### GIVEN REQUEST
Copy out all the entries exactly.
— Start of SUPPLIED RECORDS —
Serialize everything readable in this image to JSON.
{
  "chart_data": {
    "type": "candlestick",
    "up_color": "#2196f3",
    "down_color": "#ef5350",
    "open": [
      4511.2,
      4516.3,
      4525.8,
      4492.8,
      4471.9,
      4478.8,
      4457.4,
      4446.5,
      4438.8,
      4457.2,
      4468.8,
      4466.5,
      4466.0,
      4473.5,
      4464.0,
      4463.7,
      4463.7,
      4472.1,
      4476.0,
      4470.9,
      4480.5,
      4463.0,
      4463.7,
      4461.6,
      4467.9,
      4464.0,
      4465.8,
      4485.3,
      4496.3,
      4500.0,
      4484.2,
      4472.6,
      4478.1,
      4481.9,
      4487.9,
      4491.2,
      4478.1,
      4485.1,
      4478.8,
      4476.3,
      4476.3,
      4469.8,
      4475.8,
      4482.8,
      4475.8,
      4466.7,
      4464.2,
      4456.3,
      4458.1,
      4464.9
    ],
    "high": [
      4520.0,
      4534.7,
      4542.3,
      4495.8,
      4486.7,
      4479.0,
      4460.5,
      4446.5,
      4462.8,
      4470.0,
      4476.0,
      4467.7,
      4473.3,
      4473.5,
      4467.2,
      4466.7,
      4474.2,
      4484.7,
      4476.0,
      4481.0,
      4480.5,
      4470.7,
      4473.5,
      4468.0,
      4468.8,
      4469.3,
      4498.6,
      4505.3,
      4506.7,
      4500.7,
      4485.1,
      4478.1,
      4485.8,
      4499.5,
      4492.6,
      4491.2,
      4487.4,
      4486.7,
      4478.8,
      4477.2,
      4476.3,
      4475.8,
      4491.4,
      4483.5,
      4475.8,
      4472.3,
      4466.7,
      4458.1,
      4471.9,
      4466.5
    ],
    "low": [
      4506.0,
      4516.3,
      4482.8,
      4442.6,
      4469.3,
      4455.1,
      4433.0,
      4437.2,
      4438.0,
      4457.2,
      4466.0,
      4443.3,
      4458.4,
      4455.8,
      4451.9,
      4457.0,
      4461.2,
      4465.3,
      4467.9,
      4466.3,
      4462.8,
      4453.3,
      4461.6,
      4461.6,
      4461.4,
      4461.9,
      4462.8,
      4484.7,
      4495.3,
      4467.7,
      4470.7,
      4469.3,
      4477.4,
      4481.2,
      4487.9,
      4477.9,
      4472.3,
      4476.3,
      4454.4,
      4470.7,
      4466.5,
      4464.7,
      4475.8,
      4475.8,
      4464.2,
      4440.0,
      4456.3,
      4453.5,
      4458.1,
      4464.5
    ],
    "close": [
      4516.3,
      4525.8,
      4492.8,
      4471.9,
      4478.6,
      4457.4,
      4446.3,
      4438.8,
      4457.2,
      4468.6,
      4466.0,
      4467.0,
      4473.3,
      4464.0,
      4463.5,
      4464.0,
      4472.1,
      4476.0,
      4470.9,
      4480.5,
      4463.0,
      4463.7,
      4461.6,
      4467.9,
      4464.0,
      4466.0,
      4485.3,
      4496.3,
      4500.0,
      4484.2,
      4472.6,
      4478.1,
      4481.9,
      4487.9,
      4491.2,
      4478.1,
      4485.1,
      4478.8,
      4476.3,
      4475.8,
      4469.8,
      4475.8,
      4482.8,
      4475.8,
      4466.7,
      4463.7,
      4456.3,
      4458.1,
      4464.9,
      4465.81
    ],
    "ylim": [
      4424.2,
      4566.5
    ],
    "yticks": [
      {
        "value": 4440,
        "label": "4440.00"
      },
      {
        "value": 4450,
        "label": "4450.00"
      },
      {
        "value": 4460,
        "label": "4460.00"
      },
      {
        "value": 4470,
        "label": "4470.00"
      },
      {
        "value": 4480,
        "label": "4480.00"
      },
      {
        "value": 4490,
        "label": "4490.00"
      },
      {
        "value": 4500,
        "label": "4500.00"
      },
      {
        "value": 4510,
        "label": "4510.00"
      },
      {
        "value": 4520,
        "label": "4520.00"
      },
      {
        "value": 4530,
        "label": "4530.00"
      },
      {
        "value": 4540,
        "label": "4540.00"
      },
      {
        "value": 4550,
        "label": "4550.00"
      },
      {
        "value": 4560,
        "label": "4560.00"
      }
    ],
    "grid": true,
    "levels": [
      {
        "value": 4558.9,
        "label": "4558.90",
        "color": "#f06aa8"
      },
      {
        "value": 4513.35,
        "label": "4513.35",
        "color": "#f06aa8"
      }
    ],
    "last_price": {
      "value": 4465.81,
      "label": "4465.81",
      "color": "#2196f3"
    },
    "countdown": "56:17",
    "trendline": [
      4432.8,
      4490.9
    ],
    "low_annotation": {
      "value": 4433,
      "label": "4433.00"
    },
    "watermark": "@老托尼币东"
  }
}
— End of SUPPLIED RECORDS —
### SOLUTION
Serialize everything readable in this image to JSON.
{
  "chart_data": {
    "type": "candlestick",
    "up_color": "#2196f3",
    "down_color": "#ef5350",
    "open": [
      4511.2,
      4516.3,
      4525.8,
      4492.8,
      4471.9,
      4478.8,
      4457.4,
      4446.5,
      4438.8,
      4457.2,
      4468.8,
      4466.5,
      4466.0,
      4473.5,
      4464.0,
      4463.7,
      4463.7,
      4472.1,
      4476.0,
      4470.9,
      4480.5,
      4463.0,
      4463.7,
      4461.6,
      4467.9,
      4464.0,
      4465.8,
      4485.3,
      4496.3,
      4500.0,
      4484.2,
      4472.6,
      4478.1,
      4481.9,
      4487.9,
      4491.2,
      4478.1,
      4485.1,
      4478.8,
      4476.3,
      4476.3,
      4469.8,
      4475.8,
      4482.8,
      4475.8,
      4466.7,
      4464.2,
      4456.3,
      4458.1,
      4464.9
    ],
    "high": [
      4520.0,
      4534.7,
      4542.3,
      4495.8,
      4486.7,
      4479.0,
      4460.5,
      4446.5,
      4462.8,
      4470.0,
      4476.0,
      4467.7,
      4473.3,
      4473.5,
      4467.2,
      4466.7,
      4474.2,
      4484.7,
      4476.0,
      4481.0,
      4480.5,
      4470.7,
      4473.5,
      4468.0,
      4468.8,
      4469.3,
      4498.6,
      4505.3,
      4506.7,
      4500.7,
      4485.1,
      4478.1,
      4485.8,
      4499.5,
      4492.6,
      4491.2,
      4487.4,
      4486.7,
      4478.8,
      4477.2,
      4476.3,
      4475.8,
      4491.4,
      4483.5,
      4475.8,
      4472.3,
      4466.7,
      4458.1,
      4471.9,
      4466.5
    ],
    "low": [
      4506.0,
      4516.3,
      4482.8,
      4442.6,
      4469.3,
      4455.1,
      4433.0,
      4437.2,
      4438.0,
      4457.2,
      4466.0,
      4443.3,
      4458.4,
      4455.8,
      4451.9,
      4457.0,
      4461.2,
      4465.3,
      4467.9,
      4466.3,
      4462.8,
      4453.3,
      4461.6,
      4461.6,
      4461.4,
      4461.9,
      4462.8,
      4484.7,
      4495.3,
      4467.7,
      4470.7,
      4469.3,
      4477.4,
      4481.2,
      4487.9,
      4477.9,
      4472.3,
      4476.3,
      4454.4,
      4470.7,
      4466.5,
      4464.7,
      4475.8,
      4475.8,
      4464.2,
      4440.0,
      4456.3,
      4453.5,
      4458.1,
      4464.5
    ],
    "close": [
      4516.3,
      4525.8,
      4492.8,
      4471.9,
      4478.6,
      4457.4,
      4446.3,
      4438.8,
      4457.2,
      4468.6,
      4466.0,
      4467.0,
      4473.3,
      4464.0,
      4463.5,
      4464.0,
      4472.1,
      4476.0,
      4470.9,
      4480.5,
      4463.0,
      4463.7,
      4461.6,
      4467.9,
      4464.0,
      4466.0,
      4485.3,
      4496.3,
      4500.0,
      4484.2,
      4472.6,
      4478.1,
      4481.9,
      4487.9,
      4491.2,
      4478.1,
      4485.1,
      4478.8,
      4476.3,
      4475.8,
      4469.8,
      4475.8,
      4482.8,
      4475.8,
      4466.7,
      4463.7,
      4456.3,
      4458.1,
      4464.9,
      4465.81
    ],
    "ylim": [
      4424.2,
      4566.5
    ],
    "yticks": [
      {
        "value": 4440,
        "label": "4440.00"
      },
      {
        "value": 4450,
        "label": "4450.00"
      },
      {
        "value": 4460,
        "label": "4460.00"
      },
      {
        "value": 4470,
        "label": "4470.00"
      },
      {
        "value": 4480,
        "label": "4480.00"
      },
      {
        "value": 4490,
        "label": "4490.00"
      },
      {
        "value": 4500,
        "label": "4500.00"
      },
      {
        "value": 4510,
        "label": "4510.00"
      },
      {
        "value": 4520,
        "label": "4520.00"
      },
      {
        "value": 4530,
        "label": "4530.00"
      },
      {
        "value": 4540,
        "label": "4540.00"
      },
      {
        "value": 4550,
        "label": "4550.00"
      },
      {
        "value": 4560,
        "label": "4560.00"
      }
    ],
    "grid": true,
    "levels": [
      {
        "value": 4558.9,
        "label": "4558.90",
        "color": "#f06aa8"
      },
      {
        "value": 4513.35,
        "label": "4513.35",
        "color": "#f06aa8"
      }
    ],
    "last_price": {
      "value": 4465.81,
      "label": "4465.81",
      "color": "#2196f3"
    },
    "countdown": "56:17",
    "trendline": [
      4432.8,
      4490.9
    ],
    "low_annotation": {
      "value": 4433,
      "label": "4433.00"
    },
    "watermark": "@老托尼币东"
  }
}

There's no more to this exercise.